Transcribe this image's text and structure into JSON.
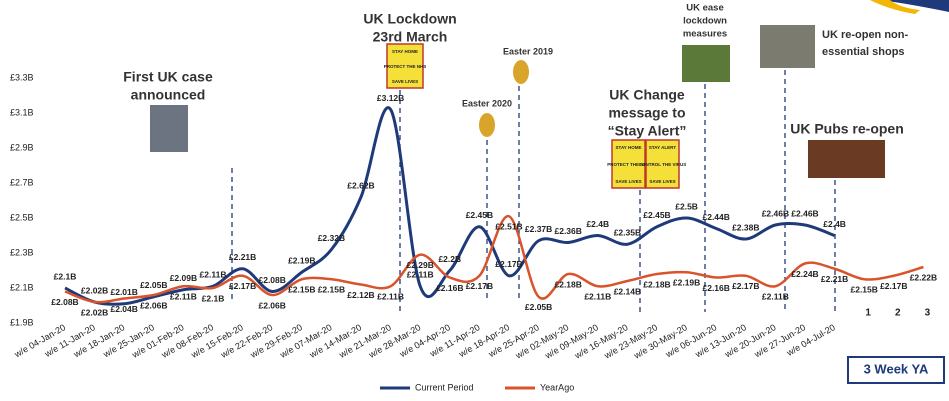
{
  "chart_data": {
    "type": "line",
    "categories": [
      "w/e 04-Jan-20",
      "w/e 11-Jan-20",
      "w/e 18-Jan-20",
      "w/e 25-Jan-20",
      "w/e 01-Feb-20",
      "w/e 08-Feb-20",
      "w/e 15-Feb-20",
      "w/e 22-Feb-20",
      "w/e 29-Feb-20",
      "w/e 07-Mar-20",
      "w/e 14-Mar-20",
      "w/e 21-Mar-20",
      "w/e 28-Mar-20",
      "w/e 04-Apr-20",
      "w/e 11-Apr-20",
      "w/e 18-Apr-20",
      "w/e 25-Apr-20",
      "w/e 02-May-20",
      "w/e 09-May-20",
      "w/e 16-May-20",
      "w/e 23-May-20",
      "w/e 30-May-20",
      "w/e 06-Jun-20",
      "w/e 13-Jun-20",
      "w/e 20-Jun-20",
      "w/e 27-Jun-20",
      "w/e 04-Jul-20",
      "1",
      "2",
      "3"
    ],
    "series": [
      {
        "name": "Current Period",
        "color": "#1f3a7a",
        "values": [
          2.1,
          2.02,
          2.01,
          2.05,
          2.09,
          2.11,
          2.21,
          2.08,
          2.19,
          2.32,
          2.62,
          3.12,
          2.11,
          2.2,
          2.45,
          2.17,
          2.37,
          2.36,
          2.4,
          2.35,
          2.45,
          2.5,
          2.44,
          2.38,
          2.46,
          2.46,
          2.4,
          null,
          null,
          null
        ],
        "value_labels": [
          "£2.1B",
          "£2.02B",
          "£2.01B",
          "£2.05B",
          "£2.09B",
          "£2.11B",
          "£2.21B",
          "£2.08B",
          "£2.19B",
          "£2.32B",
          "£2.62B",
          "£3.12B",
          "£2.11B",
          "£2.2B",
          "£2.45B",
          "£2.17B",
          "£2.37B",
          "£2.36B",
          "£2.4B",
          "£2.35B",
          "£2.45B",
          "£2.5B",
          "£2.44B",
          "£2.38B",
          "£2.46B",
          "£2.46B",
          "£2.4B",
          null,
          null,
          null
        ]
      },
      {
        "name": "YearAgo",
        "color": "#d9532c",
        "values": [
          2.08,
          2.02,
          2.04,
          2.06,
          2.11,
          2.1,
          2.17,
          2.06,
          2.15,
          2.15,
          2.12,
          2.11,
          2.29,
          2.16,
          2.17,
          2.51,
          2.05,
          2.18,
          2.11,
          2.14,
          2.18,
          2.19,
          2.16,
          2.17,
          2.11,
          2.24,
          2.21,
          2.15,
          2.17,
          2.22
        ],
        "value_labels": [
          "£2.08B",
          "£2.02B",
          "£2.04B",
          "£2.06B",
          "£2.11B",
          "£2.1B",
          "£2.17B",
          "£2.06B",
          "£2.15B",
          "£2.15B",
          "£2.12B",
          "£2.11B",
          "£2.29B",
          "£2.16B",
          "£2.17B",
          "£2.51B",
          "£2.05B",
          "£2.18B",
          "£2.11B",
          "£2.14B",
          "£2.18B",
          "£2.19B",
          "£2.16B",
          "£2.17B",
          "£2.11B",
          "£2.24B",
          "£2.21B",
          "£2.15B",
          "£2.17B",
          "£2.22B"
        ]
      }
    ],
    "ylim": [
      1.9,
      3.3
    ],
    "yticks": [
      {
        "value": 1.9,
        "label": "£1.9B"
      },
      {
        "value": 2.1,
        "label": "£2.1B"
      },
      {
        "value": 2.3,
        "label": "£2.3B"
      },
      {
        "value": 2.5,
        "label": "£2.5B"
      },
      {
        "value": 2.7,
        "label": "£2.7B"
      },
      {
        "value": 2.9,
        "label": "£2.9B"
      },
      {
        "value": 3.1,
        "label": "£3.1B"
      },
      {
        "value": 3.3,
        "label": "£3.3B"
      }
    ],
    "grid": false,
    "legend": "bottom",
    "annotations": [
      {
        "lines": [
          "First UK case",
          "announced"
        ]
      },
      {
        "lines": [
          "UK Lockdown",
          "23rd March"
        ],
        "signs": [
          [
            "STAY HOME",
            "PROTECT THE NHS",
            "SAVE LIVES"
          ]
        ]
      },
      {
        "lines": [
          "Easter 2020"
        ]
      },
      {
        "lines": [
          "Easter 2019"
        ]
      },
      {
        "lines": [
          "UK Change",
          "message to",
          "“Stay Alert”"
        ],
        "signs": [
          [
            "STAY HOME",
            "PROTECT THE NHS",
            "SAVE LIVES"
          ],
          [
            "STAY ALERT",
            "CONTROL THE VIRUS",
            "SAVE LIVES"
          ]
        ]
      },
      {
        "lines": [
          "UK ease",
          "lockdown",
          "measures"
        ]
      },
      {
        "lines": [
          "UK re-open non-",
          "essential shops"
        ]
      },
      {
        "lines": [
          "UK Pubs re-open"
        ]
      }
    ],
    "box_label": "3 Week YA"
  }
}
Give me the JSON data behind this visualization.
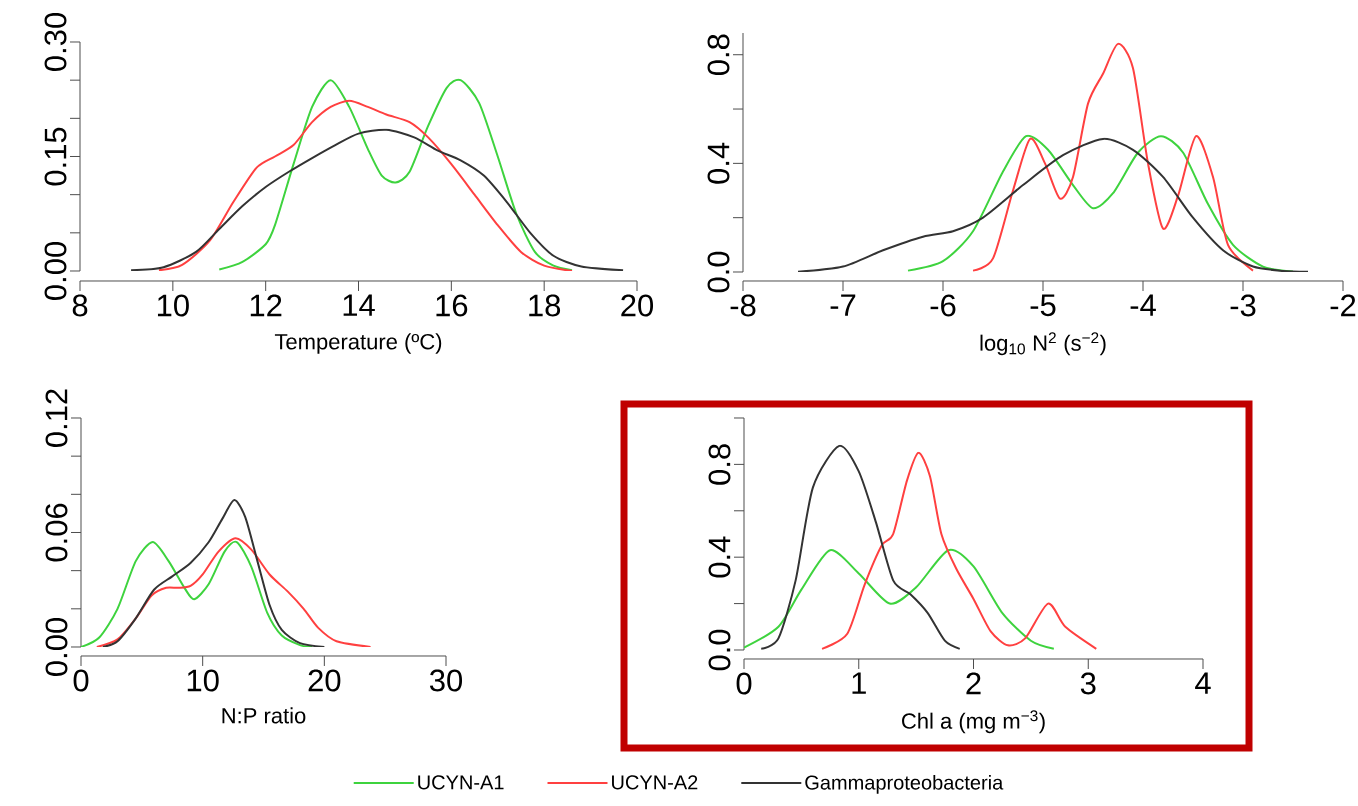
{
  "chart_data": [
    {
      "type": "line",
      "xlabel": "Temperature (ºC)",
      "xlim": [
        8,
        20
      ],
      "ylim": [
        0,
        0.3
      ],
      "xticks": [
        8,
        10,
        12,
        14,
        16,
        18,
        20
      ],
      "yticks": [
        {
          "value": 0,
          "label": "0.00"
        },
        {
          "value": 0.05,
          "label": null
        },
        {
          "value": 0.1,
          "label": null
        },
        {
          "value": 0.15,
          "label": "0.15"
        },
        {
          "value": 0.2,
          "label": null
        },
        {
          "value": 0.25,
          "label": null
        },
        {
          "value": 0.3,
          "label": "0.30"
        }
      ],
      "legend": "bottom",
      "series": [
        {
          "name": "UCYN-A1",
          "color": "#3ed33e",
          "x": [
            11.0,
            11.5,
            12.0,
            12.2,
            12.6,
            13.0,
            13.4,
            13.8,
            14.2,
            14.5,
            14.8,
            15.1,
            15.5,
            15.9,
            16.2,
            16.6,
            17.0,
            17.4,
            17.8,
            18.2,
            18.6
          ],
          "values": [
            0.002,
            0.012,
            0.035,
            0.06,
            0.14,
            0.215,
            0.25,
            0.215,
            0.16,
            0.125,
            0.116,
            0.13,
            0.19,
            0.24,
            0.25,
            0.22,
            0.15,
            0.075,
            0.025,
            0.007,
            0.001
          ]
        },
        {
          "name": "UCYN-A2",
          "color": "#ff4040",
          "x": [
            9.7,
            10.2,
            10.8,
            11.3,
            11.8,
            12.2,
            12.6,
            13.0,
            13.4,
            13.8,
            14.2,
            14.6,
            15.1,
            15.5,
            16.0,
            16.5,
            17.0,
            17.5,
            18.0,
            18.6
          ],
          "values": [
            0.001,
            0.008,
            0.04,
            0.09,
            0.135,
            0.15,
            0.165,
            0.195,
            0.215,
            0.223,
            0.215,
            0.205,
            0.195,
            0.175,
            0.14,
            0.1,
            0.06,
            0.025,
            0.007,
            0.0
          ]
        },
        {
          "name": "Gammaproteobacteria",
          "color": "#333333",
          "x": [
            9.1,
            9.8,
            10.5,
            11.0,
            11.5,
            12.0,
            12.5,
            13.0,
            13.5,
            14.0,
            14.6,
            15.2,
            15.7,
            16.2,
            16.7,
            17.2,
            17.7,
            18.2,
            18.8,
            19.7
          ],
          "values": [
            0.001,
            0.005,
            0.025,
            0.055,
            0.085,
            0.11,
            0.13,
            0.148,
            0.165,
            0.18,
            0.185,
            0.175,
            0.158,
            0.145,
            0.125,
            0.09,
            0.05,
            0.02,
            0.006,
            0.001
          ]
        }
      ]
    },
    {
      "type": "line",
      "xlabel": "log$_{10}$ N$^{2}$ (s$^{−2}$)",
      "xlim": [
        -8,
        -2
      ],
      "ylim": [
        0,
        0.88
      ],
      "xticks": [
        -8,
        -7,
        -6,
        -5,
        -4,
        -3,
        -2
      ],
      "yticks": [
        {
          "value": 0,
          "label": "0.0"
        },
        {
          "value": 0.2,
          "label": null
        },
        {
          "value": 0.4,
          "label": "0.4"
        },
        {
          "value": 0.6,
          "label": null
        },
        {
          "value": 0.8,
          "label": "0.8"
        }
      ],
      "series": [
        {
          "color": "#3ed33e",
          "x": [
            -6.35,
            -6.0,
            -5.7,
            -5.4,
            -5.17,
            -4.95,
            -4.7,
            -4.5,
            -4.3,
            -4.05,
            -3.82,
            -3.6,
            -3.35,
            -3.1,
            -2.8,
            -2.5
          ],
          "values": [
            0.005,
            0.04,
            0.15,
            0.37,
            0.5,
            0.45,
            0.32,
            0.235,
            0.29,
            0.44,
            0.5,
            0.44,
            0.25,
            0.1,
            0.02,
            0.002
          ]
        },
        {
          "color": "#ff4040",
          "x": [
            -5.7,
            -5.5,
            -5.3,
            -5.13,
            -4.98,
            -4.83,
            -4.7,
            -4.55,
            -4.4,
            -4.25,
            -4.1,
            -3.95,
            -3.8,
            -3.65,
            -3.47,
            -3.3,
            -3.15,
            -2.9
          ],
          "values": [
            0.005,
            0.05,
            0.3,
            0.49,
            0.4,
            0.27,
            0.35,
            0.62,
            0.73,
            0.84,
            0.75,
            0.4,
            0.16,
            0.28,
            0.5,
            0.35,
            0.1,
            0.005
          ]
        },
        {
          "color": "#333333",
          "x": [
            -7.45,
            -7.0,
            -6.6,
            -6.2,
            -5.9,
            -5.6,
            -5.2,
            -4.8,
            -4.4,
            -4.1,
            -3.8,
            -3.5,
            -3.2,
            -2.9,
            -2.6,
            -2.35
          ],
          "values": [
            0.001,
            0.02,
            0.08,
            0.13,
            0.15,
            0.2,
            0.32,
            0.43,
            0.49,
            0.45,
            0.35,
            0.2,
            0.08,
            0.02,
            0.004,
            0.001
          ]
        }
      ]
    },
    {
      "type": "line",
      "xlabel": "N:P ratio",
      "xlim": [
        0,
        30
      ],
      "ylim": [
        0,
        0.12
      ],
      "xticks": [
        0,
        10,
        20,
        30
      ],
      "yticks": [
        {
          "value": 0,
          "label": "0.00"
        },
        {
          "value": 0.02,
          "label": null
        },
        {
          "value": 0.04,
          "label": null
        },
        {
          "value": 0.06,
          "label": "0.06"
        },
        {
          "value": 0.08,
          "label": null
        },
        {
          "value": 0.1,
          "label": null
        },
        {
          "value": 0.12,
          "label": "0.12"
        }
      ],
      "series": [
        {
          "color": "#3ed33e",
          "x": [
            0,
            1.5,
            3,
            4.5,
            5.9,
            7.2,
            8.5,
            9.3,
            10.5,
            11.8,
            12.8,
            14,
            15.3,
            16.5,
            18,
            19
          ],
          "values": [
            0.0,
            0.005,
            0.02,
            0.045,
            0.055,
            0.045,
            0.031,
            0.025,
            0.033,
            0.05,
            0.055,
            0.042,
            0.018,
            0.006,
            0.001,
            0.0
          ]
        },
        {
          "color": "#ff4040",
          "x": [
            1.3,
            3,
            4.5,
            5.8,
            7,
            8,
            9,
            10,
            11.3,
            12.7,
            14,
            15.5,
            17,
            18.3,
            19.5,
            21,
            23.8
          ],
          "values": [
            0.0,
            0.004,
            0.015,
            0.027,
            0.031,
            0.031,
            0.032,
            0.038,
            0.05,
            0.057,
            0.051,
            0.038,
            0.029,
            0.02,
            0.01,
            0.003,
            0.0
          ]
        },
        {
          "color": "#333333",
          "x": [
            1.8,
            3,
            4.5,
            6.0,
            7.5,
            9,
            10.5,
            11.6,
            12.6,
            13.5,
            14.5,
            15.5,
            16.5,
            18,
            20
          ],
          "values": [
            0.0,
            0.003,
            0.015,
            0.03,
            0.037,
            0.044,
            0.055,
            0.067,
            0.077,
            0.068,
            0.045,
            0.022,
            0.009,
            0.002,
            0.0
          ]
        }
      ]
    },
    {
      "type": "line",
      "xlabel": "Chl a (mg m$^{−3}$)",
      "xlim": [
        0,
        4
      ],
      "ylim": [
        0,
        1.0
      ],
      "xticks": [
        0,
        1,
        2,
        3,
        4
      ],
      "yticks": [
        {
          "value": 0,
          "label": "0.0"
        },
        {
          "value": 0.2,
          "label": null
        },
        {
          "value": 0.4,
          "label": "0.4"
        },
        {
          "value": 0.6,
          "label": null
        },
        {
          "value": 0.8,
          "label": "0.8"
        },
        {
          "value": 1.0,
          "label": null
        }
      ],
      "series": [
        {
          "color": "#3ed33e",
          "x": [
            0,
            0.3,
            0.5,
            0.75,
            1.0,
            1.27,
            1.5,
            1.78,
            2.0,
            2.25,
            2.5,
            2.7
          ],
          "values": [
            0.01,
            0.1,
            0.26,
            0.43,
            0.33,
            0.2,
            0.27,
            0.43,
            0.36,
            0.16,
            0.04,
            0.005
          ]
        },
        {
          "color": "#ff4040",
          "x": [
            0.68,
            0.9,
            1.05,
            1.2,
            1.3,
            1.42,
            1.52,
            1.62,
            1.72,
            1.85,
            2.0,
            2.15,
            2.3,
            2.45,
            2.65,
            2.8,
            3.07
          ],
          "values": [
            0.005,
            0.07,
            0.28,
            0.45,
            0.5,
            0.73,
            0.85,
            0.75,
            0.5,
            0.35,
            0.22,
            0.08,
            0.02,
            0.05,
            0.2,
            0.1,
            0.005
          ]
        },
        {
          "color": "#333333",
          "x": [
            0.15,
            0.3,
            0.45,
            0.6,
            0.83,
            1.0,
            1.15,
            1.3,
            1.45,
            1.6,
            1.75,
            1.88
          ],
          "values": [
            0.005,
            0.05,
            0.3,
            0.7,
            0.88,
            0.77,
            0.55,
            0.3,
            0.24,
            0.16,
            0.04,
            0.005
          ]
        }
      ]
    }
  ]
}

================

[Activity]: Scan the records above. Return every line with "this" in it.

[Output of the exercise]:
Transcribe this image's text and structure into JSON.
Give me the JSON data behind this visualization.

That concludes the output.